* _The problem_:
Your task is to transcribe the records exactly, skipping every image.

::: Listed records

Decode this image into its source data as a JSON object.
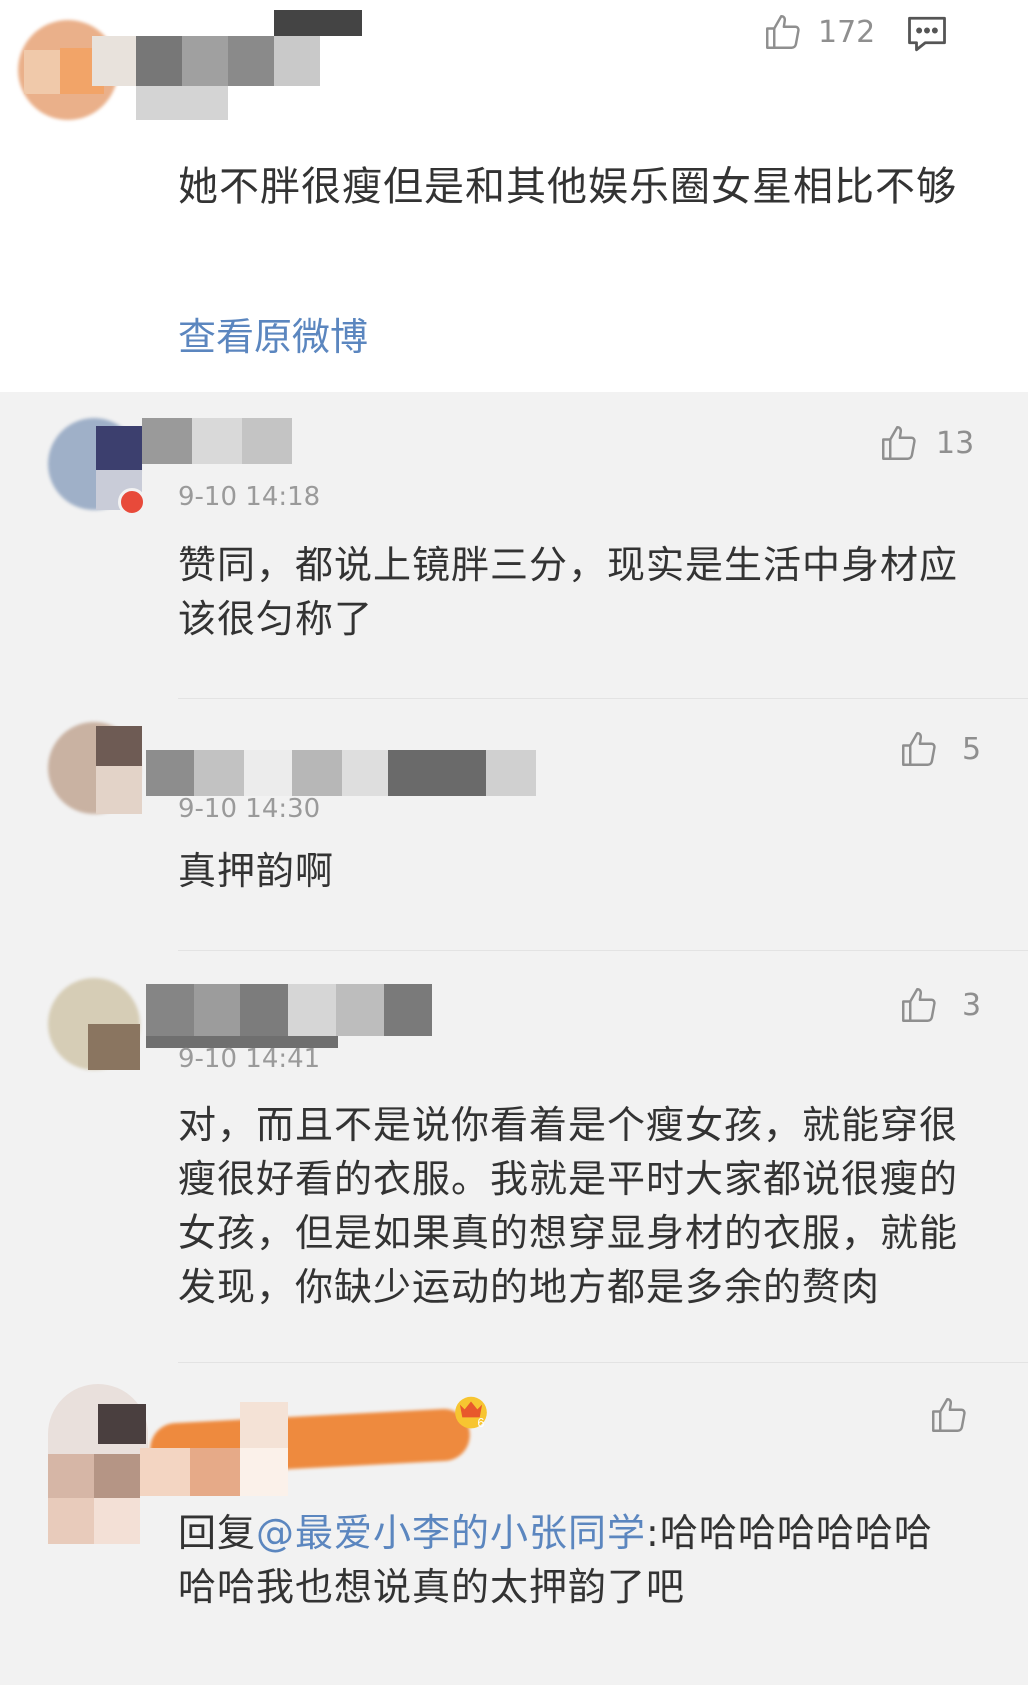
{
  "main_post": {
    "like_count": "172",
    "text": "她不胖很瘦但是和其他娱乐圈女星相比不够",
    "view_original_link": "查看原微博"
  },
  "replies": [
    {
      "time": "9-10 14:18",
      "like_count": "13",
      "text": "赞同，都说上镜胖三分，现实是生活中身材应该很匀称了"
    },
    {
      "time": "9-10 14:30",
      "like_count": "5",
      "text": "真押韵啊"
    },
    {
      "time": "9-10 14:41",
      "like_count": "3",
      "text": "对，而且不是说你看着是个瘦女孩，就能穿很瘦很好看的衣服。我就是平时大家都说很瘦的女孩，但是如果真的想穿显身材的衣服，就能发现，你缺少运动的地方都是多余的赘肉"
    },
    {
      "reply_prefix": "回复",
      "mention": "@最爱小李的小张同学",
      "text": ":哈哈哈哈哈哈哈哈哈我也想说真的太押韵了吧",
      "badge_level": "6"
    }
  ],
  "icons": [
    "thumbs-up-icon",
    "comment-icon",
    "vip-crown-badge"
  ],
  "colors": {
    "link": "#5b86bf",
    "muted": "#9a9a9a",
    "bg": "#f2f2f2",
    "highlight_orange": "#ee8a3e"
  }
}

::::::

* _Reply to the exercise_:
Decode this image into its source data as a JSON object.
{
  "main_post": {
    "like_count": "172",
    "text": "她不胖很瘦但是和其他娱乐圈女星相比不够",
    "view_original_link": "查看原微博"
  },
  "replies": [
    {
      "time": "9-10 14:18",
      "like_count": "13",
      "text": "赞同，都说上镜胖三分，现实是生活中身材应该很匀称了"
    },
    {
      "time": "9-10 14:30",
      "like_count": "5",
      "text": "真押韵啊"
    },
    {
      "time": "9-10 14:41",
      "like_count": "3",
      "text": "对，而且不是说你看着是个瘦女孩，就能穿很瘦很好看的衣服。我就是平时大家都说很瘦的女孩，但是如果真的想穿显身材的衣服，就能发现，你缺少运动的地方都是多余的赘肉"
    },
    {
      "reply_prefix": "回复",
      "mention": "@最爱小李的小张同学",
      "text": ":哈哈哈哈哈哈哈哈哈我也想说真的太押韵了吧",
      "badge_level": "6"
    }
  ],
  "icons": [
    "thumbs-up-icon",
    "comment-icon",
    "vip-crown-badge"
  ],
  "colors": {
    "link": "#5b86bf",
    "muted": "#9a9a9a",
    "bg": "#f2f2f2",
    "highlight_orange": "#ee8a3e"
  }
}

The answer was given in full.